(Records from a data source)
·····

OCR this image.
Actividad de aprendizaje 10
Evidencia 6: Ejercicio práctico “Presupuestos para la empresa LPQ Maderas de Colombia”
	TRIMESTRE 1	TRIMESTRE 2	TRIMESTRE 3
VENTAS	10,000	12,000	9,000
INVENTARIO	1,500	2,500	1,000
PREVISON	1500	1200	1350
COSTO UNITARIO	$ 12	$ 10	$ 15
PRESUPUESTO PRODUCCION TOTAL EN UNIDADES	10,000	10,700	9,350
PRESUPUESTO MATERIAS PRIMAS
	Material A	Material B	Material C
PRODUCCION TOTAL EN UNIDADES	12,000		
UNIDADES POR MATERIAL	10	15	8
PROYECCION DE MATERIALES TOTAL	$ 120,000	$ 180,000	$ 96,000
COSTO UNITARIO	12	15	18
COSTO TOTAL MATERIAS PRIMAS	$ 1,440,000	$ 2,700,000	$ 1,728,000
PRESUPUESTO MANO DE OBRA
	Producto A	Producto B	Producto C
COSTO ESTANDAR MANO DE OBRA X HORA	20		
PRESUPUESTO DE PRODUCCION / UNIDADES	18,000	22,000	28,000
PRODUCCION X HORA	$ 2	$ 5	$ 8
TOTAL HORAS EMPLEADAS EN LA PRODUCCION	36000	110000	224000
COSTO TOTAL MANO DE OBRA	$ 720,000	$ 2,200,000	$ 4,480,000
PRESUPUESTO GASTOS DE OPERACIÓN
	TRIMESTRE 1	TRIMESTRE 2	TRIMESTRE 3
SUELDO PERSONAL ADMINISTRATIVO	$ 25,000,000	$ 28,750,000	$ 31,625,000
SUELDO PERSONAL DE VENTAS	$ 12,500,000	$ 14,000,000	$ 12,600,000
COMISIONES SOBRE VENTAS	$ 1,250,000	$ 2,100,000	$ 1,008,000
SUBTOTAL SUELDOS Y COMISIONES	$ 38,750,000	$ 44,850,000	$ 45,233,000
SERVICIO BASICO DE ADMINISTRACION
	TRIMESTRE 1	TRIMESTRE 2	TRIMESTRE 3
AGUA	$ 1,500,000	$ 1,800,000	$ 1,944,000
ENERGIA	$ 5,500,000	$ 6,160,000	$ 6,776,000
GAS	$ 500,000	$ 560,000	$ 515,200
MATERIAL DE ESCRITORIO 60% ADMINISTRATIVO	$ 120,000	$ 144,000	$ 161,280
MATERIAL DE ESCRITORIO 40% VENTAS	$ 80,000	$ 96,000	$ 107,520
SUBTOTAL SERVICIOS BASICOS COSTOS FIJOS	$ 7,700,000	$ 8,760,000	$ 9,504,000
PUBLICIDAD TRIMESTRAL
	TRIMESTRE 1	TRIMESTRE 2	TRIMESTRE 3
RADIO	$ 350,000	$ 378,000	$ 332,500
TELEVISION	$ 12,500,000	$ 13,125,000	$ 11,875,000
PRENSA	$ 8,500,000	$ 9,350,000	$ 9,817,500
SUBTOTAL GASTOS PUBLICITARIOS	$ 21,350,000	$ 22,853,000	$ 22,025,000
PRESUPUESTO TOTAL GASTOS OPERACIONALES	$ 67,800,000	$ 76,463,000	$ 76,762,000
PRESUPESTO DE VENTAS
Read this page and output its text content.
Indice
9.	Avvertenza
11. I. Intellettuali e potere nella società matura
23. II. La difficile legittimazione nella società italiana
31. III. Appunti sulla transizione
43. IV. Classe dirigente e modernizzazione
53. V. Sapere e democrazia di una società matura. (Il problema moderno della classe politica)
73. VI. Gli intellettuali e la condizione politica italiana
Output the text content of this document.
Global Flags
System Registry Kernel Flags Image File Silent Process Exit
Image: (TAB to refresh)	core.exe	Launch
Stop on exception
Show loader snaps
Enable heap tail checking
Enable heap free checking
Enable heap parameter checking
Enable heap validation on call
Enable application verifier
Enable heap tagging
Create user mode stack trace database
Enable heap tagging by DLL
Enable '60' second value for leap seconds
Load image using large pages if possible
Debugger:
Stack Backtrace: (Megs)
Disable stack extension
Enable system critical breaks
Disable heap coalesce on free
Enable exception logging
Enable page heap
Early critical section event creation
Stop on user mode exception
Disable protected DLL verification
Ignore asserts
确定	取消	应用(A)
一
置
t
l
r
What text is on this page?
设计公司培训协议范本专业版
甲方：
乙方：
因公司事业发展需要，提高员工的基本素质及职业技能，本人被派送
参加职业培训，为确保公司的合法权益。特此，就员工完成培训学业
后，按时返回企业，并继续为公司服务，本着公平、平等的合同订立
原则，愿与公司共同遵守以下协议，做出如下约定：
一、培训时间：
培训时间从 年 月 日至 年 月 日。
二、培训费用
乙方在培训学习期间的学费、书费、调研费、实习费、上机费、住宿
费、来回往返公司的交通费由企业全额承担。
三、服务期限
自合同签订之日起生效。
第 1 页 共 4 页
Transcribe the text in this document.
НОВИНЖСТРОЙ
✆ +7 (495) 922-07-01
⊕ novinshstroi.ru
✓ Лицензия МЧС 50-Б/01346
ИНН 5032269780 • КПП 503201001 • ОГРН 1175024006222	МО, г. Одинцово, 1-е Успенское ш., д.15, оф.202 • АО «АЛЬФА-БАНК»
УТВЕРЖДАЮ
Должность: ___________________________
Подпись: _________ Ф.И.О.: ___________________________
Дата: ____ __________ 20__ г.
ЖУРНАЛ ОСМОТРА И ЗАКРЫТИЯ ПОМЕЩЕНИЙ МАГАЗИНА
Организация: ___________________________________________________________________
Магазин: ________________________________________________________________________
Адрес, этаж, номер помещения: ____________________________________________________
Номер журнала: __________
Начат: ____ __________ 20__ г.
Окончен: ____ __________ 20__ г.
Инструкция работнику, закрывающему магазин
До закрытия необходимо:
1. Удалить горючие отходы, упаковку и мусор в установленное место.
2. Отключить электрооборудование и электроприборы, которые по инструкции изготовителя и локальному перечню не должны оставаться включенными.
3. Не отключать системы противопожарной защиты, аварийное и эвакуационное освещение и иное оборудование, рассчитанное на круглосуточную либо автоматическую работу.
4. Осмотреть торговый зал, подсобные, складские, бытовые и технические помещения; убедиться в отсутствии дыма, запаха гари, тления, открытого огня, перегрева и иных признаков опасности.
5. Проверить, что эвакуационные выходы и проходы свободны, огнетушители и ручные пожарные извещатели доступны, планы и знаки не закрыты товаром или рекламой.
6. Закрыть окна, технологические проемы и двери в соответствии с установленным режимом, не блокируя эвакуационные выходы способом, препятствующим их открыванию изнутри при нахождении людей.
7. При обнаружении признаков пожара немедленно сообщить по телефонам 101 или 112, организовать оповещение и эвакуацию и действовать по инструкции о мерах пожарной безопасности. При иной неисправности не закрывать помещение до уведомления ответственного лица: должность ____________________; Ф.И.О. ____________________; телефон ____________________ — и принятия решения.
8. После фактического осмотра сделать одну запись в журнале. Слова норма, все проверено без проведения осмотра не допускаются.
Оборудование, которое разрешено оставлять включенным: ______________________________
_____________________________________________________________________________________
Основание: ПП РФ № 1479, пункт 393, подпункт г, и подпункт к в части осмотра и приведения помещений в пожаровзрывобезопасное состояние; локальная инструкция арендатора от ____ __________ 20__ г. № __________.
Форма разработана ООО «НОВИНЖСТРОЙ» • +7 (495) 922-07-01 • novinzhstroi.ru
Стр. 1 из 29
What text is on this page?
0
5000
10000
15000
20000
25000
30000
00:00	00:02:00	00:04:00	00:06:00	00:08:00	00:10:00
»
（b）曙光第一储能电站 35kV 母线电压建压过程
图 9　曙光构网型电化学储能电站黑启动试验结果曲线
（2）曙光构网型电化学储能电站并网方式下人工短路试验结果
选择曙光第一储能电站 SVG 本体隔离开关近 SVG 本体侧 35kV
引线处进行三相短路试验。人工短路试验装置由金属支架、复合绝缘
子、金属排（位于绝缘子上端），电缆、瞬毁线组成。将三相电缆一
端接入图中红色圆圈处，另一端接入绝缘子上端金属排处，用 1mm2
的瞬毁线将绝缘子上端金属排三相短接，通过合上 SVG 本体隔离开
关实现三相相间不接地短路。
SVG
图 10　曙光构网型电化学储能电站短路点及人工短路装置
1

·····

Pull every line containing "this" from the data.

_RESPONSE BELOW_
OCR this image.
Read this page and output its text content.
Output the text content of this document.
What text is on this page?
Transcribe the text in this document.
What text is on this page?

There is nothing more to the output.